> **Instruction**: Among the entries that follow, tally the lines with the string "style". Give no more than the number.

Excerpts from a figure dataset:
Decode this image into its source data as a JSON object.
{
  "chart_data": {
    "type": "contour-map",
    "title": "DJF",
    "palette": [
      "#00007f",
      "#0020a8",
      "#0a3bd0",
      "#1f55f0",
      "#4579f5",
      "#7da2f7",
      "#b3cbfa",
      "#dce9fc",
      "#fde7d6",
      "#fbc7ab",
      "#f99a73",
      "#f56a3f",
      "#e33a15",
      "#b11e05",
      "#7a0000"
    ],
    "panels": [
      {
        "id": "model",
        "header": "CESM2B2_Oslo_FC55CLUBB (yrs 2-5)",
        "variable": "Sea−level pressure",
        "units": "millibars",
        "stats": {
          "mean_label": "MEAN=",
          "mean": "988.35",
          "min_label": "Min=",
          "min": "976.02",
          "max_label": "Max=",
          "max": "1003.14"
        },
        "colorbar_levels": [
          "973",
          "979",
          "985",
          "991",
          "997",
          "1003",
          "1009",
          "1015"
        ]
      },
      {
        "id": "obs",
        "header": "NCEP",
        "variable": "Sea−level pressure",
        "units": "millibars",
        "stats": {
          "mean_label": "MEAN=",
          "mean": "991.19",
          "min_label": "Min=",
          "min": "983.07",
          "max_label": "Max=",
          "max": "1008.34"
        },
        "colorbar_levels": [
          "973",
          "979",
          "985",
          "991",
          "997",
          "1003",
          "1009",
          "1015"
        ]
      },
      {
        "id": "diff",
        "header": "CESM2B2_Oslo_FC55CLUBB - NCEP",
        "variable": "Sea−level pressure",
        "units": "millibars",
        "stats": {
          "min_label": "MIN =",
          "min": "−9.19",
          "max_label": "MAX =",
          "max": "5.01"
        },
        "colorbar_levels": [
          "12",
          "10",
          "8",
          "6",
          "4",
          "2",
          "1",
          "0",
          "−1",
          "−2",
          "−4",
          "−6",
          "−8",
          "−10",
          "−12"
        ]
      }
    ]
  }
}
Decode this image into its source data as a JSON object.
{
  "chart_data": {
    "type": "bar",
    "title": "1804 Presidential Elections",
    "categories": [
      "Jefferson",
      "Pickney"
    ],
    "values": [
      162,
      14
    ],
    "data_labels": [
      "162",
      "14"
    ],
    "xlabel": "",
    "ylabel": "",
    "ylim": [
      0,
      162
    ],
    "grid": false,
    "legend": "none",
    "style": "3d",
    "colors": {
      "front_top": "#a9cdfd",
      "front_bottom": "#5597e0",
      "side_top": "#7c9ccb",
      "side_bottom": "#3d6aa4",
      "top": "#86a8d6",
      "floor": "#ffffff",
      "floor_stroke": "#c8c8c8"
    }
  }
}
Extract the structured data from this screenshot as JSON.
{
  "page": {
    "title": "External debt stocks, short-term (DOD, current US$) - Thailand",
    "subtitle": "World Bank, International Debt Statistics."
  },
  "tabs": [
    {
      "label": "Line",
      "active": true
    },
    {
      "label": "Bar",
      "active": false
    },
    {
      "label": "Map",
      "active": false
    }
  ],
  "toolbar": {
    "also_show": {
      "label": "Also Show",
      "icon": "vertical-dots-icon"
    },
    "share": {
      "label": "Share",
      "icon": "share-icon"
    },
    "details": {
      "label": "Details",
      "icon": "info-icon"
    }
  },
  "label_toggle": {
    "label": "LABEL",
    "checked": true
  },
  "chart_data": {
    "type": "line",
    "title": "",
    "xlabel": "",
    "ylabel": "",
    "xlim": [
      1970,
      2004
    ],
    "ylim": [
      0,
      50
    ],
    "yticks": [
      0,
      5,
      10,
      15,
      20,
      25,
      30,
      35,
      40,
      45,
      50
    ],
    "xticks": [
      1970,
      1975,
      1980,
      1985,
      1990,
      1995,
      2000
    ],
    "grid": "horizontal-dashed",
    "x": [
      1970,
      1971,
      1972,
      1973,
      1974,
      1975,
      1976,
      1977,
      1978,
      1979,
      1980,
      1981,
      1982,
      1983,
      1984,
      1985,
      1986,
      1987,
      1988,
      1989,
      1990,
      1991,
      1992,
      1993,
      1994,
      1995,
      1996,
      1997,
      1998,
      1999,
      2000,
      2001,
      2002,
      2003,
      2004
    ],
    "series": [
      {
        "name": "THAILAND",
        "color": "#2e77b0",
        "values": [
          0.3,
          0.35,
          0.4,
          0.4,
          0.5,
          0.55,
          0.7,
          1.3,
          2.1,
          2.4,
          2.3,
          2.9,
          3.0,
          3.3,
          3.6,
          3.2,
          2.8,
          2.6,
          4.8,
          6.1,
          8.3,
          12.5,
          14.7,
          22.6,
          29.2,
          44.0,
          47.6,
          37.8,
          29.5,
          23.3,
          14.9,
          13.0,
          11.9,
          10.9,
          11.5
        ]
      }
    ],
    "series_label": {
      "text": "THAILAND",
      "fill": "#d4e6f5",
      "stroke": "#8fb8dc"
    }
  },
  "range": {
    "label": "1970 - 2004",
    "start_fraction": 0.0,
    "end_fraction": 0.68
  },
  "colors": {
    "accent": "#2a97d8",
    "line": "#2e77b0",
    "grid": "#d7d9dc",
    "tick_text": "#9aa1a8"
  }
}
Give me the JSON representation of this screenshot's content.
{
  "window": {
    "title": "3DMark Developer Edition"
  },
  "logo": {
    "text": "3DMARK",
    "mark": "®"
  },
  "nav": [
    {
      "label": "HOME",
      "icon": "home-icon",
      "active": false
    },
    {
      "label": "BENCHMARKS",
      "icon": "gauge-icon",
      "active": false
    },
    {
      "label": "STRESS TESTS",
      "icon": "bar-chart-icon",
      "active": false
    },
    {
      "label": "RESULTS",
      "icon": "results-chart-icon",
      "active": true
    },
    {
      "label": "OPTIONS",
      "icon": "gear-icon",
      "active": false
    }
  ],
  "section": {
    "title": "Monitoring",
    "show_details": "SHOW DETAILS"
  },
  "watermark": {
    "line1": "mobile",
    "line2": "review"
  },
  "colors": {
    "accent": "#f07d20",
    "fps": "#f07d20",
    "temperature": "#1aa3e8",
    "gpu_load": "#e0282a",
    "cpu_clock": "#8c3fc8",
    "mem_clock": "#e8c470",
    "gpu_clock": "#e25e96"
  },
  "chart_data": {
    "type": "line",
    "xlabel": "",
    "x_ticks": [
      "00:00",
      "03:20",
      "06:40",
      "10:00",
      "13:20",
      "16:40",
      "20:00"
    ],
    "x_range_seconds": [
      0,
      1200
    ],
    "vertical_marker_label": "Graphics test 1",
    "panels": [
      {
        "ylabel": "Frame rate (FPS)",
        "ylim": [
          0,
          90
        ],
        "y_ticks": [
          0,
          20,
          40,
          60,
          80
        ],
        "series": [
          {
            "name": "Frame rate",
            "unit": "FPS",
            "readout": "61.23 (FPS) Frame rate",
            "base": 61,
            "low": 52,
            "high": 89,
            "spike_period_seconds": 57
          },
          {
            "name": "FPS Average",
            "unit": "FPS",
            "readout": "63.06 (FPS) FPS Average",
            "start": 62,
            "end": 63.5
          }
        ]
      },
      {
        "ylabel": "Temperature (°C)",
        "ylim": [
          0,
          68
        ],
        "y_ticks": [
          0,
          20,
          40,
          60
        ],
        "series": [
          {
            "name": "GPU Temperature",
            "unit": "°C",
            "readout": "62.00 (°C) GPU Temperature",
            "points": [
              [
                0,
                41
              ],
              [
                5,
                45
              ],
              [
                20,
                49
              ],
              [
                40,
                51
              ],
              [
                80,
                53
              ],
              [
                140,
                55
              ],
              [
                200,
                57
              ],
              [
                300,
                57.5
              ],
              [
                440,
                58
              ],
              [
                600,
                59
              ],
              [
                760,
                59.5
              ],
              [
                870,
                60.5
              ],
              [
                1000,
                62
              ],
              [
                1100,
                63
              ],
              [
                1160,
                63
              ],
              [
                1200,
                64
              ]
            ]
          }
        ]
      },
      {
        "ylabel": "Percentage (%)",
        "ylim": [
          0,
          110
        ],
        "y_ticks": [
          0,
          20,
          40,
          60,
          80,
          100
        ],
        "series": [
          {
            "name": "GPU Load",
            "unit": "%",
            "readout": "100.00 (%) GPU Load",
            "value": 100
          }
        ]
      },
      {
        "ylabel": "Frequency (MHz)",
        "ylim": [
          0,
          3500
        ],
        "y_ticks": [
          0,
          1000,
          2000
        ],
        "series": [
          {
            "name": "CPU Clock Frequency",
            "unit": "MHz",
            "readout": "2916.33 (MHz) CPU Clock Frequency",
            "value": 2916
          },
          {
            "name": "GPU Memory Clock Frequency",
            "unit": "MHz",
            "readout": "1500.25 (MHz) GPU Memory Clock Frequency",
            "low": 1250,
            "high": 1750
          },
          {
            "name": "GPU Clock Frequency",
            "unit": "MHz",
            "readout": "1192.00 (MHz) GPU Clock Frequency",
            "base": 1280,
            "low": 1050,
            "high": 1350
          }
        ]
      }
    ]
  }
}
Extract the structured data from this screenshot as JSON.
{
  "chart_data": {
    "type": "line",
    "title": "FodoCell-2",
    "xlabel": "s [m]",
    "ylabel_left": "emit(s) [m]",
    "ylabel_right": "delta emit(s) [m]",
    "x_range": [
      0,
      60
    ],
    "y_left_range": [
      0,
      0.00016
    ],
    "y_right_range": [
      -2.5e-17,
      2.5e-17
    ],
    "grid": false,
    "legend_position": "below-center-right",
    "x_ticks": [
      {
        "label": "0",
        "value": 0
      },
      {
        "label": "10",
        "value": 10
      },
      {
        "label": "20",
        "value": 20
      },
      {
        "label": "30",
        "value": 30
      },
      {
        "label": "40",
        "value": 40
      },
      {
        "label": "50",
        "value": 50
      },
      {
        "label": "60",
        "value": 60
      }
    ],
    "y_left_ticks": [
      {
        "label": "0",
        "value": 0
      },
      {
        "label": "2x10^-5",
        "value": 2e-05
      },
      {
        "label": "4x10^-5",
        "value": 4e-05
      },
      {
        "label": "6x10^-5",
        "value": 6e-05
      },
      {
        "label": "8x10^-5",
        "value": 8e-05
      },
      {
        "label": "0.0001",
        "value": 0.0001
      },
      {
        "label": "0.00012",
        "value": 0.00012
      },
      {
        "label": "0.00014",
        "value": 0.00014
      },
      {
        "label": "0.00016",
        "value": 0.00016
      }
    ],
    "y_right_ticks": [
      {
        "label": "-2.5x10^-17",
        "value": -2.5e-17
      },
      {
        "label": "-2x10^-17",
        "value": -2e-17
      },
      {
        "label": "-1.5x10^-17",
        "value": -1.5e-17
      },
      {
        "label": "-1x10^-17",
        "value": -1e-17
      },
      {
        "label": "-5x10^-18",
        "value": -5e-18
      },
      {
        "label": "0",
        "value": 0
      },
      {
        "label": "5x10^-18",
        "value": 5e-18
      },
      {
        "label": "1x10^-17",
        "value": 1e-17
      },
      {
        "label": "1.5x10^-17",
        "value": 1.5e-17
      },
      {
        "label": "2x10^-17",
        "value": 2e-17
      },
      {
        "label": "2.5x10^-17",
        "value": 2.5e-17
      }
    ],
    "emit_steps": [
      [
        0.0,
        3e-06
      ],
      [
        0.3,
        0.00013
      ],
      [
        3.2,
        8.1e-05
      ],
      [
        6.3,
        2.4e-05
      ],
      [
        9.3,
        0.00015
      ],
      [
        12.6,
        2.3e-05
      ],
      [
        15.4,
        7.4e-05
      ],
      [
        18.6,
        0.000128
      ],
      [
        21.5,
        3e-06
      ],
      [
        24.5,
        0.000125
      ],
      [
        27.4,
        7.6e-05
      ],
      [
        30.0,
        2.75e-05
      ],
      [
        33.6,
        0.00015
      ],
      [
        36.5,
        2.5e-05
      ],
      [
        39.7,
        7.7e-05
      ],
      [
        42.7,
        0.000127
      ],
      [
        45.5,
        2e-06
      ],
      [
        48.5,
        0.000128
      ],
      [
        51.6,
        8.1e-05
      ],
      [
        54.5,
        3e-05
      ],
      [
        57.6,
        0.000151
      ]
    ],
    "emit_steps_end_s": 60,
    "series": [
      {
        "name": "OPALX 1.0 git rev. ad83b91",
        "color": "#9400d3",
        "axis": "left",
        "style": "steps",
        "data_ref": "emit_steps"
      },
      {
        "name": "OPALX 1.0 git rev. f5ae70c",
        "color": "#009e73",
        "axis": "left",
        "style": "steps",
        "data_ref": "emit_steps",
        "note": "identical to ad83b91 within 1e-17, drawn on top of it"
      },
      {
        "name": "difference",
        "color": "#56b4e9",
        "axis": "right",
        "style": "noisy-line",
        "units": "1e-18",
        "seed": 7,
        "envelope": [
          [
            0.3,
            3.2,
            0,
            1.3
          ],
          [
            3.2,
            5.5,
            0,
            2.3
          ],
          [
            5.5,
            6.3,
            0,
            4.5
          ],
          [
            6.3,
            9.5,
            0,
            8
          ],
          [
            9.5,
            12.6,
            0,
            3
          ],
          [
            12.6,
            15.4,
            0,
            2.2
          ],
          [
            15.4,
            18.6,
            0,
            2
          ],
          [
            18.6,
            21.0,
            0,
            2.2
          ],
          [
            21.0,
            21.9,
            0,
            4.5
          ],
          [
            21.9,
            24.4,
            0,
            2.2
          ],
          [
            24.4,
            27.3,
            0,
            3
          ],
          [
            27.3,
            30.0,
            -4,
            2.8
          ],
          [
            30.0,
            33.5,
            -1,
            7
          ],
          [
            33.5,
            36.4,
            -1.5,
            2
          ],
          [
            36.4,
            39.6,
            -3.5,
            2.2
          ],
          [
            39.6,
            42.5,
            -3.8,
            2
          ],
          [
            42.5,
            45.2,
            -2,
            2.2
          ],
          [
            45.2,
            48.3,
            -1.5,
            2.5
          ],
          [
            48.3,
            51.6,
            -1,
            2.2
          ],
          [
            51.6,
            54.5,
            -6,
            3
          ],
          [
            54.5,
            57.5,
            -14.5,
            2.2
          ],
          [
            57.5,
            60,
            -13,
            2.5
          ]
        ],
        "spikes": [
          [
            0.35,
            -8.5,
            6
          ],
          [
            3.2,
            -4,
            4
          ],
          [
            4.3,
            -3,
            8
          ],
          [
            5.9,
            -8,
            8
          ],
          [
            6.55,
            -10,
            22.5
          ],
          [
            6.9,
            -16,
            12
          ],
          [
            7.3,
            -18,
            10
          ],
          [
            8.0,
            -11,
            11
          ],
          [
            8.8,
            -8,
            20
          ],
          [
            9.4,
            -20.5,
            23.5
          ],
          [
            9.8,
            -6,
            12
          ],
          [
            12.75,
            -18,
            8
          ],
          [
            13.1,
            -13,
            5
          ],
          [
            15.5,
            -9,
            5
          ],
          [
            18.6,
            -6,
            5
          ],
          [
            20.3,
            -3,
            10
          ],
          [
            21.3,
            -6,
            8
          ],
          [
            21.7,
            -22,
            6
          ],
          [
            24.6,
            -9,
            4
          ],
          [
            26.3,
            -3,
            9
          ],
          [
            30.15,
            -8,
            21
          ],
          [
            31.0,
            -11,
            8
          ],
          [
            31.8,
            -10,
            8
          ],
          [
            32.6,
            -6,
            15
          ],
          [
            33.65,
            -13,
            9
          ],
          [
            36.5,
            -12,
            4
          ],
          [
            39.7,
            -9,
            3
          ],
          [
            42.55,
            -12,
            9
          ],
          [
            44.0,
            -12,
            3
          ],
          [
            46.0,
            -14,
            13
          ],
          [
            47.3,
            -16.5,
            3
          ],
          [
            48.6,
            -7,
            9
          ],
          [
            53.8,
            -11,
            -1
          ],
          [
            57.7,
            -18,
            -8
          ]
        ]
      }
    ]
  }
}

> **Solution for this problem**: 4